> SET PROBLEM: Quote the records that follow in full, leaving the pictures out.

---------------

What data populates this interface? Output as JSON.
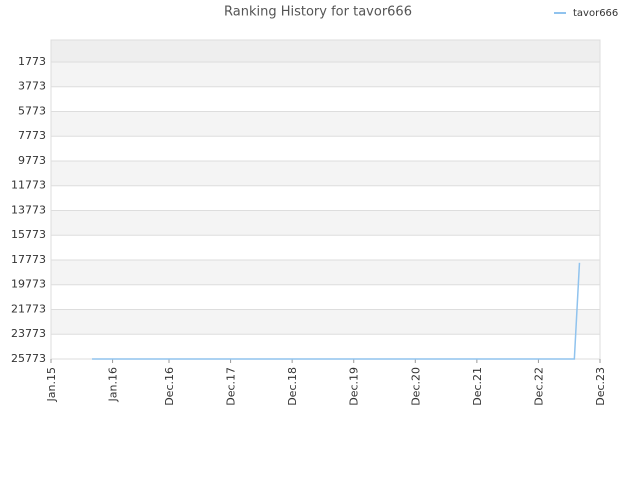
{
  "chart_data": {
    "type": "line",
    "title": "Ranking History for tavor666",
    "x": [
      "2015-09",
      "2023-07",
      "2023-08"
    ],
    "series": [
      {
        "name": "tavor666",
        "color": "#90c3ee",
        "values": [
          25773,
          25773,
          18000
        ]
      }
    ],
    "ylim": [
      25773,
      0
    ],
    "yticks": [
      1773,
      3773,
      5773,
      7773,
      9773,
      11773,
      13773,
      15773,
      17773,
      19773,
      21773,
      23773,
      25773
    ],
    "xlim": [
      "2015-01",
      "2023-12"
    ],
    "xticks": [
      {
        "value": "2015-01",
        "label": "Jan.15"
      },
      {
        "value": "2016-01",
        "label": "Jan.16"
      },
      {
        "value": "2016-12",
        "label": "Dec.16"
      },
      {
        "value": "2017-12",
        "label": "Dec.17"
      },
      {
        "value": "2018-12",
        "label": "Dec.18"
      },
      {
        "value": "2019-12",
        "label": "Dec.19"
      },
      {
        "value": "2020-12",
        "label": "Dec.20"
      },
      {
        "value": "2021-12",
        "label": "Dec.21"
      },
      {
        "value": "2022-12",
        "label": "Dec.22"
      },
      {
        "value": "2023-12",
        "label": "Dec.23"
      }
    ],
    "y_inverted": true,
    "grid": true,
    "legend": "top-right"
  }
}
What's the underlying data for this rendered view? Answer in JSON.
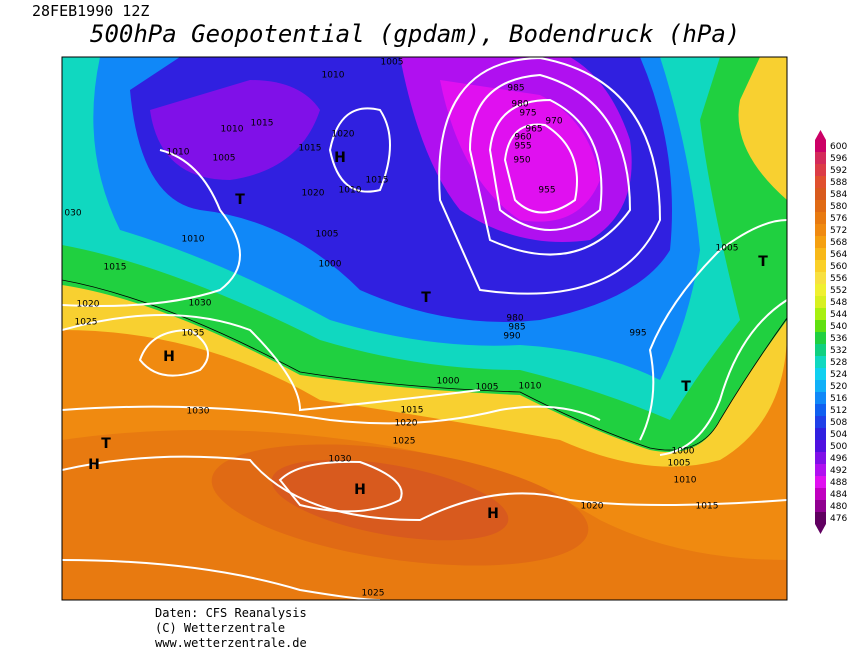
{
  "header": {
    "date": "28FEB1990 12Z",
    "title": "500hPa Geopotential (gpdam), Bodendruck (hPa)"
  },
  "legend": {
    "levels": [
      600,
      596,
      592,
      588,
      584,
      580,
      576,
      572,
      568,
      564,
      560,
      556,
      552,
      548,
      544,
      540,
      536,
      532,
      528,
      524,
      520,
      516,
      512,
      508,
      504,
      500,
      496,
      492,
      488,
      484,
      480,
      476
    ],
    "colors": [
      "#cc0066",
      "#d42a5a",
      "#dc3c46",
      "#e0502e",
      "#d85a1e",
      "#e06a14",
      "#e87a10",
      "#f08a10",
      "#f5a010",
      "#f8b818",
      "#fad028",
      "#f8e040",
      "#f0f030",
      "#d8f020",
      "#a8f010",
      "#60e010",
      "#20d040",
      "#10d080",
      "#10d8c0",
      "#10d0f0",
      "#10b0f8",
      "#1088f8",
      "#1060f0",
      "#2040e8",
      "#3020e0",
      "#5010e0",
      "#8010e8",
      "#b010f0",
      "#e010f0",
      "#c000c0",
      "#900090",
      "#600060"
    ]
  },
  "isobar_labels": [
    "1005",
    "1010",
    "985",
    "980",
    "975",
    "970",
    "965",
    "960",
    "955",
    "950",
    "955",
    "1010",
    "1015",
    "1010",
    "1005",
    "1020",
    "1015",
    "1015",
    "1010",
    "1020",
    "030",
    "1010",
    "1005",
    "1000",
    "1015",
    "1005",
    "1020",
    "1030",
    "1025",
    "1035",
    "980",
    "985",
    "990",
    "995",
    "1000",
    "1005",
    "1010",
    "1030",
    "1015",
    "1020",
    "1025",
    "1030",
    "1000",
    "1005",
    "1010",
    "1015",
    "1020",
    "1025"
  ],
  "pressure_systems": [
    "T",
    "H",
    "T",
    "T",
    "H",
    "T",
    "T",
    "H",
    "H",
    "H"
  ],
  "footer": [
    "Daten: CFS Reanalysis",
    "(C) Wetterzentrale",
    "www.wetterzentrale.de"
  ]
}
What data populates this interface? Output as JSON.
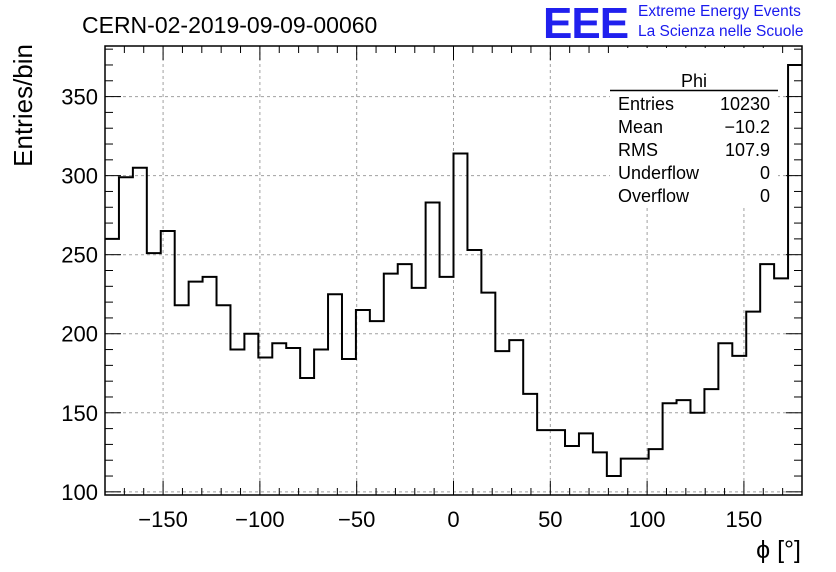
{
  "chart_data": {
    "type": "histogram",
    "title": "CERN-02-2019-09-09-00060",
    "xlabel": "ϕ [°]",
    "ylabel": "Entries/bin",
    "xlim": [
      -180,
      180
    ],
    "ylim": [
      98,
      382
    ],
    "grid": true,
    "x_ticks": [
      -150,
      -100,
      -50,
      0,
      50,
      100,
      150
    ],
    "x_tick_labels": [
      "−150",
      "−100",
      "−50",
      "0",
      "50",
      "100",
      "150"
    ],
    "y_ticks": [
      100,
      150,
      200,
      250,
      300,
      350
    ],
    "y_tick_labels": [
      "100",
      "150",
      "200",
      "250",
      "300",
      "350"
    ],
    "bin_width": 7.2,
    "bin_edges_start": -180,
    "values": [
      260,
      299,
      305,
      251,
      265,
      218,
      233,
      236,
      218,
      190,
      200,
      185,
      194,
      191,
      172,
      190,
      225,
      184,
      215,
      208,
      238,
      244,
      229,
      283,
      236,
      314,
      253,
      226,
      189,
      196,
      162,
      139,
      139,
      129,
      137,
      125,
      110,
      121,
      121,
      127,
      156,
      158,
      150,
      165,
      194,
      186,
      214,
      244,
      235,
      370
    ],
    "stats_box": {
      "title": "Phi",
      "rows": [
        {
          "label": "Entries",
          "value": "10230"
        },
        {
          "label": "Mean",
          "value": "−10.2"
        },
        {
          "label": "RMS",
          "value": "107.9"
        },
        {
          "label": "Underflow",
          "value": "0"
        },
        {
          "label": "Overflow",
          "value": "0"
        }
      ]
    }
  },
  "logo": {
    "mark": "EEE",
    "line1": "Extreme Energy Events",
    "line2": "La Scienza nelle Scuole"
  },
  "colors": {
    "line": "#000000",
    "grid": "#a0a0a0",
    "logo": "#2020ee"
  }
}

---------------

> RESULT OF THE TASK:
What data populates this interface? Output as JSON.
{
  "chart_data": {
    "type": "line",
    "title": "Ranking History for tavor666",
    "x": [
      "2015-09",
      "2023-07",
      "2023-08"
    ],
    "series": [
      {
        "name": "tavor666",
        "color": "#90c3ee",
        "values": [
          25773,
          25773,
          18000
        ]
      }
    ],
    "ylim": [
      25773,
      0
    ],
    "yticks": [
      1773,
      3773,
      5773,
      7773,
      9773,
      11773,
      13773,
      15773,
      17773,
      19773,
      21773,
      23773,
      25773
    ],
    "xlim": [
      "2015-01",
      "2023-12"
    ],
    "xticks": [
      {
        "value": "2015-01",
        "label": "Jan.15"
      },
      {
        "value": "2016-01",
        "label": "Jan.16"
      },
      {
        "value": "2016-12",
        "label": "Dec.16"
      },
      {
        "value": "2017-12",
        "label": "Dec.17"
      },
      {
        "value": "2018-12",
        "label": "Dec.18"
      },
      {
        "value": "2019-12",
        "label": "Dec.19"
      },
      {
        "value": "2020-12",
        "label": "Dec.20"
      },
      {
        "value": "2021-12",
        "label": "Dec.21"
      },
      {
        "value": "2022-12",
        "label": "Dec.22"
      },
      {
        "value": "2023-12",
        "label": "Dec.23"
      }
    ],
    "y_inverted": true,
    "grid": true,
    "legend": "top-right"
  }
}
What's the underlying data for this rendered view? Answer in JSON.
{
  "header": {
    "date": "28FEB1990 12Z",
    "title": "500hPa Geopotential (gpdam), Bodendruck (hPa)"
  },
  "legend": {
    "levels": [
      600,
      596,
      592,
      588,
      584,
      580,
      576,
      572,
      568,
      564,
      560,
      556,
      552,
      548,
      544,
      540,
      536,
      532,
      528,
      524,
      520,
      516,
      512,
      508,
      504,
      500,
      496,
      492,
      488,
      484,
      480,
      476
    ],
    "colors": [
      "#cc0066",
      "#d42a5a",
      "#dc3c46",
      "#e0502e",
      "#d85a1e",
      "#e06a14",
      "#e87a10",
      "#f08a10",
      "#f5a010",
      "#f8b818",
      "#fad028",
      "#f8e040",
      "#f0f030",
      "#d8f020",
      "#a8f010",
      "#60e010",
      "#20d040",
      "#10d080",
      "#10d8c0",
      "#10d0f0",
      "#10b0f8",
      "#1088f8",
      "#1060f0",
      "#2040e8",
      "#3020e0",
      "#5010e0",
      "#8010e8",
      "#b010f0",
      "#e010f0",
      "#c000c0",
      "#900090",
      "#600060"
    ]
  },
  "isobar_labels": [
    "1005",
    "1010",
    "985",
    "980",
    "975",
    "970",
    "965",
    "960",
    "955",
    "950",
    "955",
    "1010",
    "1015",
    "1010",
    "1005",
    "1020",
    "1015",
    "1015",
    "1010",
    "1020",
    "030",
    "1010",
    "1005",
    "1000",
    "1015",
    "1005",
    "1020",
    "1030",
    "1025",
    "1035",
    "980",
    "985",
    "990",
    "995",
    "1000",
    "1005",
    "1010",
    "1030",
    "1015",
    "1020",
    "1025",
    "1030",
    "1000",
    "1005",
    "1010",
    "1015",
    "1020",
    "1025"
  ],
  "pressure_systems": [
    "T",
    "H",
    "T",
    "T",
    "H",
    "T",
    "T",
    "H",
    "H",
    "H"
  ],
  "footer": [
    "Daten: CFS Reanalysis",
    "(C) Wetterzentrale",
    "www.wetterzentrale.de"
  ]
}
What data populates this interface? Output as JSON.
{
  "chart_data": {
    "type": "histogram",
    "title": "CERN-02-2019-09-09-00060",
    "xlabel": "ϕ [°]",
    "ylabel": "Entries/bin",
    "xlim": [
      -180,
      180
    ],
    "ylim": [
      98,
      382
    ],
    "grid": true,
    "x_ticks": [
      -150,
      -100,
      -50,
      0,
      50,
      100,
      150
    ],
    "x_tick_labels": [
      "−150",
      "−100",
      "−50",
      "0",
      "50",
      "100",
      "150"
    ],
    "y_ticks": [
      100,
      150,
      200,
      250,
      300,
      350
    ],
    "y_tick_labels": [
      "100",
      "150",
      "200",
      "250",
      "300",
      "350"
    ],
    "bin_width": 7.2,
    "bin_edges_start": -180,
    "values": [
      260,
      299,
      305,
      251,
      265,
      218,
      233,
      236,
      218,
      190,
      200,
      185,
      194,
      191,
      172,
      190,
      225,
      184,
      215,
      208,
      238,
      244,
      229,
      283,
      236,
      314,
      253,
      226,
      189,
      196,
      162,
      139,
      139,
      129,
      137,
      125,
      110,
      121,
      121,
      127,
      156,
      158,
      150,
      165,
      194,
      186,
      214,
      244,
      235,
      370
    ],
    "stats_box": {
      "title": "Phi",
      "rows": [
        {
          "label": "Entries",
          "value": "10230"
        },
        {
          "label": "Mean",
          "value": "−10.2"
        },
        {
          "label": "RMS",
          "value": "107.9"
        },
        {
          "label": "Underflow",
          "value": "0"
        },
        {
          "label": "Overflow",
          "value": "0"
        }
      ]
    }
  },
  "logo": {
    "mark": "EEE",
    "line1": "Extreme Energy Events",
    "line2": "La Scienza nelle Scuole"
  },
  "colors": {
    "line": "#000000",
    "grid": "#a0a0a0",
    "logo": "#2020ee"
  }
}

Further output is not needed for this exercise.